● Your goal
Omit the pictures and output every entry below exactly as written.

● Entries provided
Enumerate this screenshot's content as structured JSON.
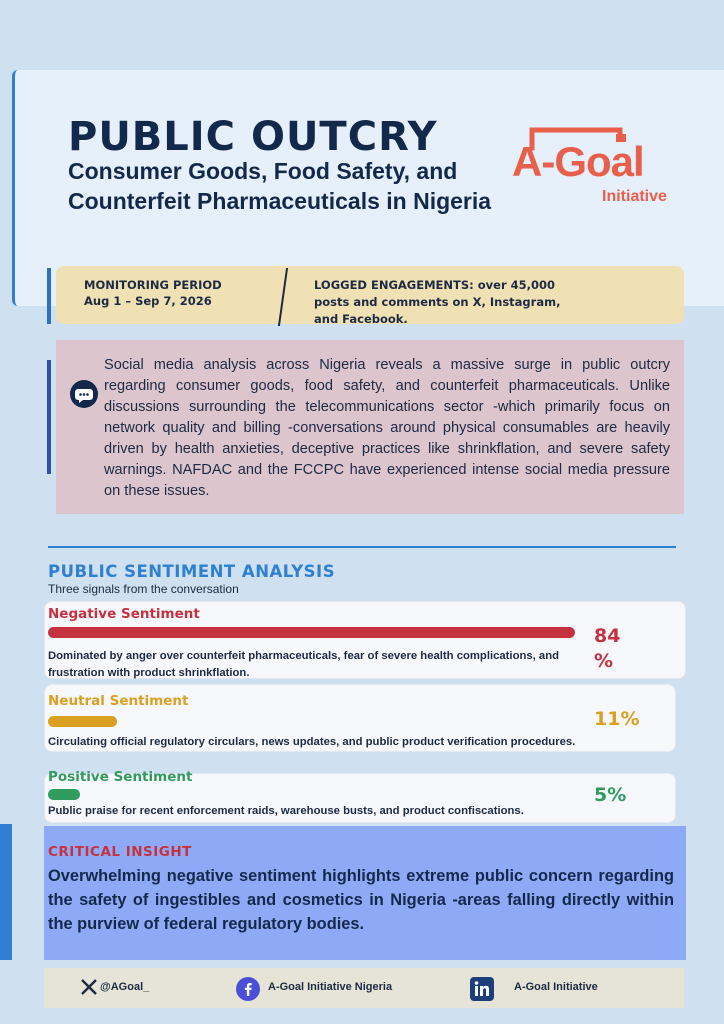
{
  "header": {
    "title": "PUBLIC OUTCRY",
    "subtitle": "Consumer Goods, Food Safety, and Counterfeit Pharmaceuticals in Nigeria"
  },
  "logo": {
    "name": "A-Goal",
    "tagline": "Initiative",
    "color": "#e8604c"
  },
  "monitoring": {
    "label": "MONITORING PERIOD",
    "period": "Aug 1 – Sep 7, 2026",
    "engagements": "LOGGED ENGAGEMENTS: over 45,000 posts and comments on X, Instagram, and Facebook."
  },
  "intro": {
    "icon": "chat-bubble-icon",
    "text": "Social media analysis across Nigeria reveals a massive surge in public outcry regarding consumer goods, food safety, and counterfeit pharmaceuticals. Unlike discussions surrounding the telecommunications sector -which primarily focus on network quality and billing -conversations around physical consumables are heavily driven by health anxieties, deceptive practices like shrinkflation, and severe safety warnings. NAFDAC and the FCCPC have experienced intense social media pressure on these issues."
  },
  "sentiment": {
    "title": "PUBLIC SENTIMENT ANALYSIS",
    "subtitle": "Three signals from the conversation",
    "items": [
      {
        "name": "Negative Sentiment",
        "percent_label": "84\n%",
        "value": 84,
        "color": "#c5323f",
        "description": "Dominated by anger over counterfeit pharmaceuticals, fear of severe health complications, and frustration with product shrinkflation."
      },
      {
        "name": "Neutral Sentiment",
        "percent_label": "11%",
        "value": 11,
        "color": "#d9a021",
        "description": "Circulating official regulatory circulars, news updates, and public product verification procedures."
      },
      {
        "name": "Positive Sentiment",
        "percent_label": "5%",
        "value": 5,
        "color": "#2f9b5f",
        "description": "Public praise for recent enforcement raids, warehouse busts, and product confiscations."
      }
    ]
  },
  "insight": {
    "label": "CRITICAL INSIGHT",
    "text": "Overwhelming negative sentiment highlights extreme public concern regarding the safety of ingestibles and cosmetics in Nigeria -areas falling directly within the purview of federal regulatory bodies."
  },
  "footer": {
    "x_handle": "@AGoal_",
    "facebook": "A-Goal Initiative Nigeria",
    "linkedin": "A-Goal Initiative"
  }
}
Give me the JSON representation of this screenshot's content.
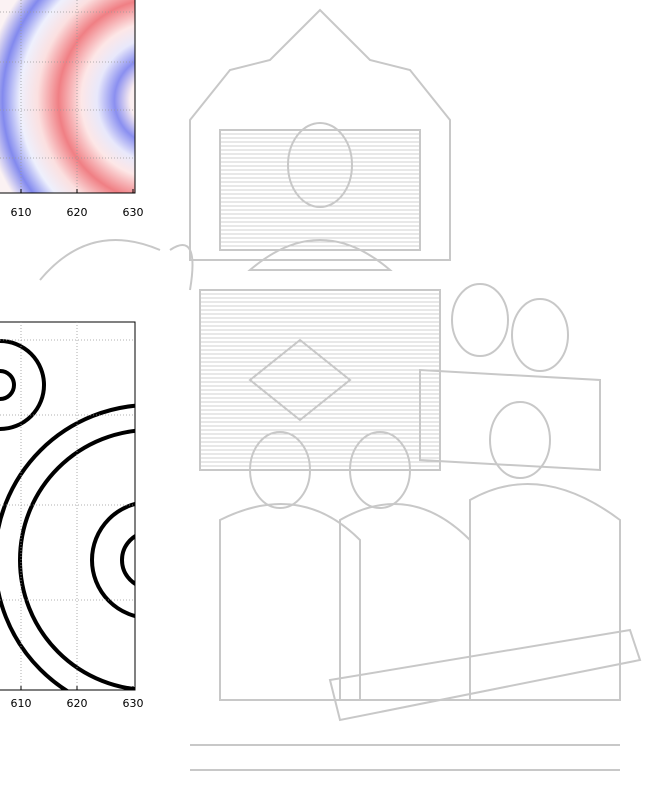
{
  "figures": [
    {
      "tick_labels": [
        610,
        620,
        630
      ]
    },
    {
      "tick_labels": [
        610,
        620,
        630
      ]
    }
  ]
}
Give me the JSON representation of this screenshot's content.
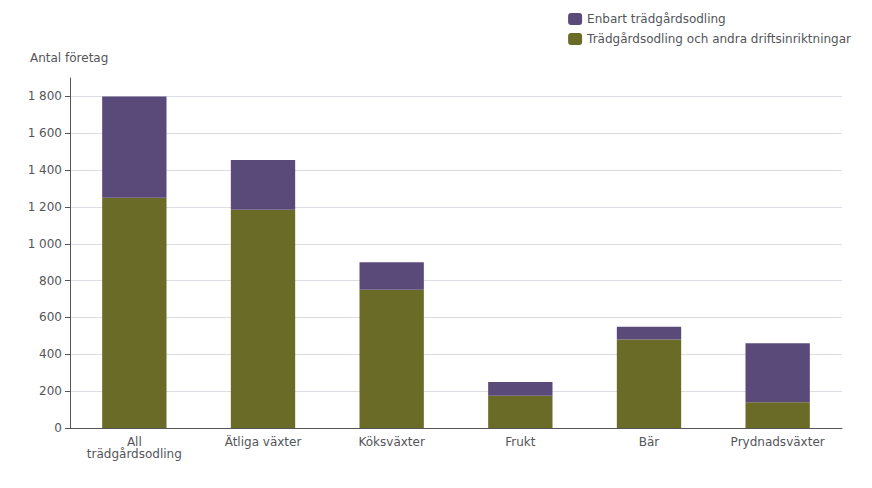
{
  "chart_data": {
    "type": "bar",
    "stacked": true,
    "ylabel": "Antal företag",
    "categories": [
      "All\nträdgårdsodling",
      "Ätliga växter",
      "Köksväxter",
      "Frukt",
      "Bär",
      "Prydnadsväxter"
    ],
    "series": [
      {
        "name": "Trädgårdsodling och andra driftsinriktningar",
        "color": "#6b6b28",
        "values": [
          1250,
          1185,
          750,
          175,
          480,
          140
        ]
      },
      {
        "name": "Enbart trädgårdsodling",
        "color": "#5a4a7a",
        "values": [
          550,
          270,
          150,
          75,
          70,
          320
        ]
      }
    ],
    "ylim": [
      0,
      1900
    ],
    "yticks": [
      0,
      200,
      400,
      600,
      800,
      {
        "value": 1000,
        "label": "1 000"
      },
      {
        "value": 1200,
        "label": "1 200"
      },
      {
        "value": 1400,
        "label": "1 400"
      },
      {
        "value": 1600,
        "label": "1 600"
      },
      {
        "value": 1800,
        "label": "1 800"
      }
    ],
    "grid": true,
    "legend": "upper right"
  }
}
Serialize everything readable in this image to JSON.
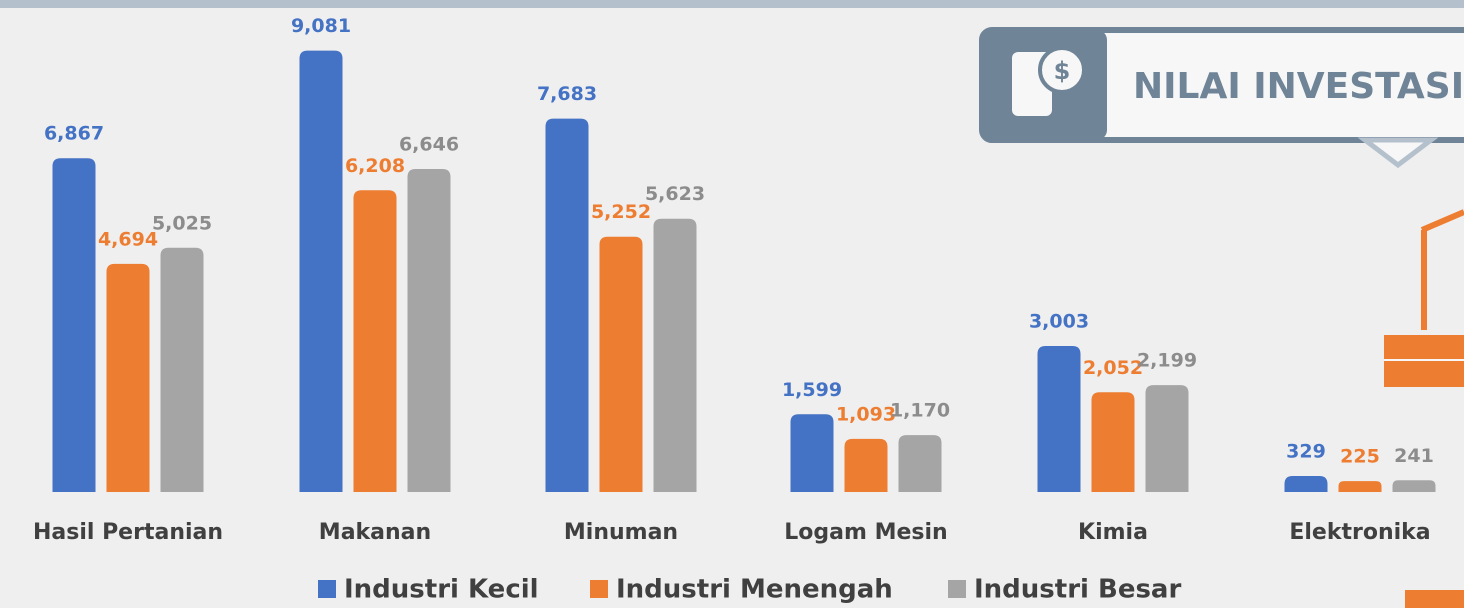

● Exercise response
Enumerate this screenshot's content as structured JSON.
{
  "header": {
    "title": "PUBLIC OUTCRY",
    "subtitle": "Consumer Goods, Food Safety, and Counterfeit Pharmaceuticals in Nigeria"
  },
  "logo": {
    "name": "A-Goal",
    "tagline": "Initiative",
    "color": "#e8604c"
  },
  "monitoring": {
    "label": "MONITORING PERIOD",
    "period": "Aug 1 – Sep 7, 2026",
    "engagements": "LOGGED ENGAGEMENTS: over 45,000 posts and comments on X, Instagram, and Facebook."
  },
  "intro": {
    "icon": "chat-bubble-icon",
    "text": "Social media analysis across Nigeria reveals a massive surge in public outcry regarding consumer goods, food safety, and counterfeit pharmaceuticals. Unlike discussions surrounding the telecommunications sector -which primarily focus on network quality and billing -conversations around physical consumables are heavily driven by health anxieties, deceptive practices like shrinkflation, and severe safety warnings. NAFDAC and the FCCPC have experienced intense social media pressure on these issues."
  },
  "sentiment": {
    "title": "PUBLIC SENTIMENT ANALYSIS",
    "subtitle": "Three signals from the conversation",
    "items": [
      {
        "name": "Negative Sentiment",
        "percent_label": "84\n%",
        "value": 84,
        "color": "#c5323f",
        "description": "Dominated by anger over counterfeit pharmaceuticals, fear of severe health complications, and frustration with product shrinkflation."
      },
      {
        "name": "Neutral Sentiment",
        "percent_label": "11%",
        "value": 11,
        "color": "#d9a021",
        "description": "Circulating official regulatory circulars, news updates, and public product verification procedures."
      },
      {
        "name": "Positive Sentiment",
        "percent_label": "5%",
        "value": 5,
        "color": "#2f9b5f",
        "description": "Public praise for recent enforcement raids, warehouse busts, and product confiscations."
      }
    ]
  },
  "insight": {
    "label": "CRITICAL INSIGHT",
    "text": "Overwhelming negative sentiment highlights extreme public concern regarding the safety of ingestibles and cosmetics in Nigeria -areas falling directly within the purview of federal regulatory bodies."
  },
  "footer": {
    "x_handle": "@AGoal_",
    "facebook": "A-Goal Initiative Nigeria",
    "linkedin": "A-Goal Initiative"
  }
}
Give me the JSON representation of this screenshot's content.
{
  "figures": [
    {
      "tick_labels": [
        610,
        620,
        630
      ]
    },
    {
      "tick_labels": [
        610,
        620,
        630
      ]
    }
  ]
}
Give me the JSON representation of this screenshot's content.
{
  "chart_data": {
    "type": "bar",
    "stacked": true,
    "ylabel": "Antal företag",
    "categories": [
      "All\nträdgårdsodling",
      "Ätliga växter",
      "Köksväxter",
      "Frukt",
      "Bär",
      "Prydnadsväxter"
    ],
    "series": [
      {
        "name": "Trädgårdsodling och andra driftsinriktningar",
        "color": "#6b6b28",
        "values": [
          1250,
          1185,
          750,
          175,
          480,
          140
        ]
      },
      {
        "name": "Enbart trädgårdsodling",
        "color": "#5a4a7a",
        "values": [
          550,
          270,
          150,
          75,
          70,
          320
        ]
      }
    ],
    "ylim": [
      0,
      1900
    ],
    "yticks": [
      0,
      200,
      400,
      600,
      800,
      {
        "value": 1000,
        "label": "1 000"
      },
      {
        "value": 1200,
        "label": "1 200"
      },
      {
        "value": 1400,
        "label": "1 400"
      },
      {
        "value": 1600,
        "label": "1 600"
      },
      {
        "value": 1800,
        "label": "1 800"
      }
    ],
    "grid": true,
    "legend": "upper right"
  }
}
Serialize everything readable in this image to JSON.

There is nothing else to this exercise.